-- START The data --
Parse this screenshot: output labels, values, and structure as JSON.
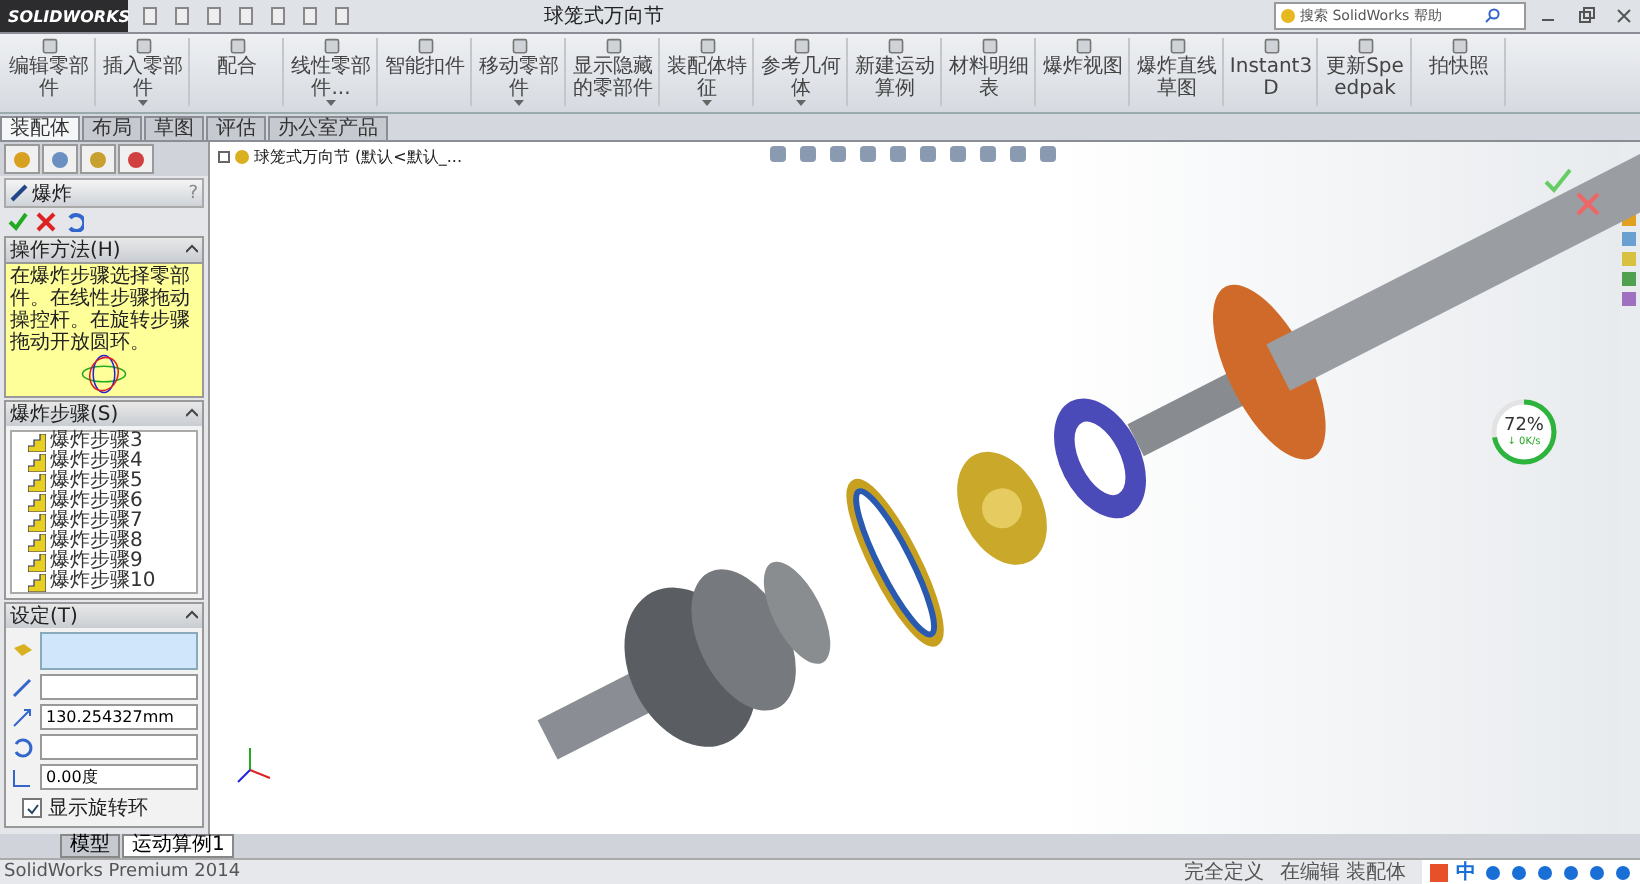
{
  "title_bar": {
    "logo": "SOLIDWORKS",
    "document_title": "球笼式万向节",
    "search": {
      "placeholder": "搜索 SolidWorks 帮助"
    }
  },
  "ribbon": [
    {
      "label": "编辑零部件",
      "dropdown": false
    },
    {
      "label": "插入零部件",
      "dropdown": true
    },
    {
      "label": "配合",
      "dropdown": false
    },
    {
      "label": "线性零部件...",
      "dropdown": true
    },
    {
      "label": "智能扣件",
      "dropdown": false
    },
    {
      "label": "移动零部件",
      "dropdown": true
    },
    {
      "label": "显示隐藏的零部件",
      "dropdown": false
    },
    {
      "label": "装配体特征",
      "dropdown": true
    },
    {
      "label": "参考几何体",
      "dropdown": true
    },
    {
      "label": "新建运动算例",
      "dropdown": false
    },
    {
      "label": "材料明细表",
      "dropdown": false
    },
    {
      "label": "爆炸视图",
      "dropdown": false
    },
    {
      "label": "爆炸直线草图",
      "dropdown": false
    },
    {
      "label": "Instant3D",
      "dropdown": false
    },
    {
      "label": "更新Speedpak",
      "dropdown": false
    },
    {
      "label": "拍快照",
      "dropdown": false
    }
  ],
  "tabs": [
    {
      "label": "装配体",
      "selected": true
    },
    {
      "label": "布局",
      "selected": false
    },
    {
      "label": "草图",
      "selected": false
    },
    {
      "label": "评估",
      "selected": false
    },
    {
      "label": "办公室产品",
      "selected": false
    }
  ],
  "property_manager": {
    "title": "爆炸",
    "help": "?",
    "how_to": {
      "header": "操作方法(H)",
      "text": "在爆炸步骤选择零部件。在线性步骤拖动操控杆。在旋转步骤拖动开放圆环。"
    },
    "steps": {
      "header": "爆炸步骤(S)",
      "items": [
        "爆炸步骤3",
        "爆炸步骤4",
        "爆炸步骤5",
        "爆炸步骤6",
        "爆炸步骤7",
        "爆炸步骤8",
        "爆炸步骤9",
        "爆炸步骤10"
      ]
    },
    "settings": {
      "header": "设定(T)",
      "distance": "130.254327mm",
      "angle": "0.00度",
      "show_rotation_ring": {
        "label": "显示旋转环",
        "checked": true
      }
    }
  },
  "tree": {
    "label": "球笼式万向节 (默认<默认_..."
  },
  "speed_meter": {
    "percent": "72%",
    "rate": "↓ 0K/s",
    "level": 0.72
  },
  "bottom_tabs": [
    {
      "label": "模型",
      "selected": false
    },
    {
      "label": "运动算例1",
      "selected": true
    }
  ],
  "status_bar": {
    "product": "SolidWorks Premium 2014",
    "state": "完全定义",
    "mode": "在编辑 装配体"
  },
  "tray": {
    "ime": "中"
  }
}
-- END The data --
**Problem**
Quote the data above in full and without alteration; skip the pictures.

**Final result**
Parse this screenshot: output labels, values, and structure as JSON.
{
  "title_bar": {
    "logo": "SOLIDWORKS",
    "document_title": "球笼式万向节",
    "search": {
      "placeholder": "搜索 SolidWorks 帮助"
    }
  },
  "ribbon": [
    {
      "label": "编辑零部件",
      "dropdown": false
    },
    {
      "label": "插入零部件",
      "dropdown": true
    },
    {
      "label": "配合",
      "dropdown": false
    },
    {
      "label": "线性零部件...",
      "dropdown": true
    },
    {
      "label": "智能扣件",
      "dropdown": false
    },
    {
      "label": "移动零部件",
      "dropdown": true
    },
    {
      "label": "显示隐藏的零部件",
      "dropdown": false
    },
    {
      "label": "装配体特征",
      "dropdown": true
    },
    {
      "label": "参考几何体",
      "dropdown": true
    },
    {
      "label": "新建运动算例",
      "dropdown": false
    },
    {
      "label": "材料明细表",
      "dropdown": false
    },
    {
      "label": "爆炸视图",
      "dropdown": false
    },
    {
      "label": "爆炸直线草图",
      "dropdown": false
    },
    {
      "label": "Instant3D",
      "dropdown": false
    },
    {
      "label": "更新Speedpak",
      "dropdown": false
    },
    {
      "label": "拍快照",
      "dropdown": false
    }
  ],
  "tabs": [
    {
      "label": "装配体",
      "selected": true
    },
    {
      "label": "布局",
      "selected": false
    },
    {
      "label": "草图",
      "selected": false
    },
    {
      "label": "评估",
      "selected": false
    },
    {
      "label": "办公室产品",
      "selected": false
    }
  ],
  "property_manager": {
    "title": "爆炸",
    "help": "?",
    "how_to": {
      "header": "操作方法(H)",
      "text": "在爆炸步骤选择零部件。在线性步骤拖动操控杆。在旋转步骤拖动开放圆环。"
    },
    "steps": {
      "header": "爆炸步骤(S)",
      "items": [
        "爆炸步骤3",
        "爆炸步骤4",
        "爆炸步骤5",
        "爆炸步骤6",
        "爆炸步骤7",
        "爆炸步骤8",
        "爆炸步骤9",
        "爆炸步骤10"
      ]
    },
    "settings": {
      "header": "设定(T)",
      "distance": "130.254327mm",
      "angle": "0.00度",
      "show_rotation_ring": {
        "label": "显示旋转环",
        "checked": true
      }
    }
  },
  "tree": {
    "label": "球笼式万向节 (默认<默认_..."
  },
  "speed_meter": {
    "percent": "72%",
    "rate": "↓ 0K/s",
    "level": 0.72
  },
  "bottom_tabs": [
    {
      "label": "模型",
      "selected": false
    },
    {
      "label": "运动算例1",
      "selected": true
    }
  ],
  "status_bar": {
    "product": "SolidWorks Premium 2014",
    "state": "完全定义",
    "mode": "在编辑 装配体"
  },
  "tray": {
    "ime": "中"
  }
}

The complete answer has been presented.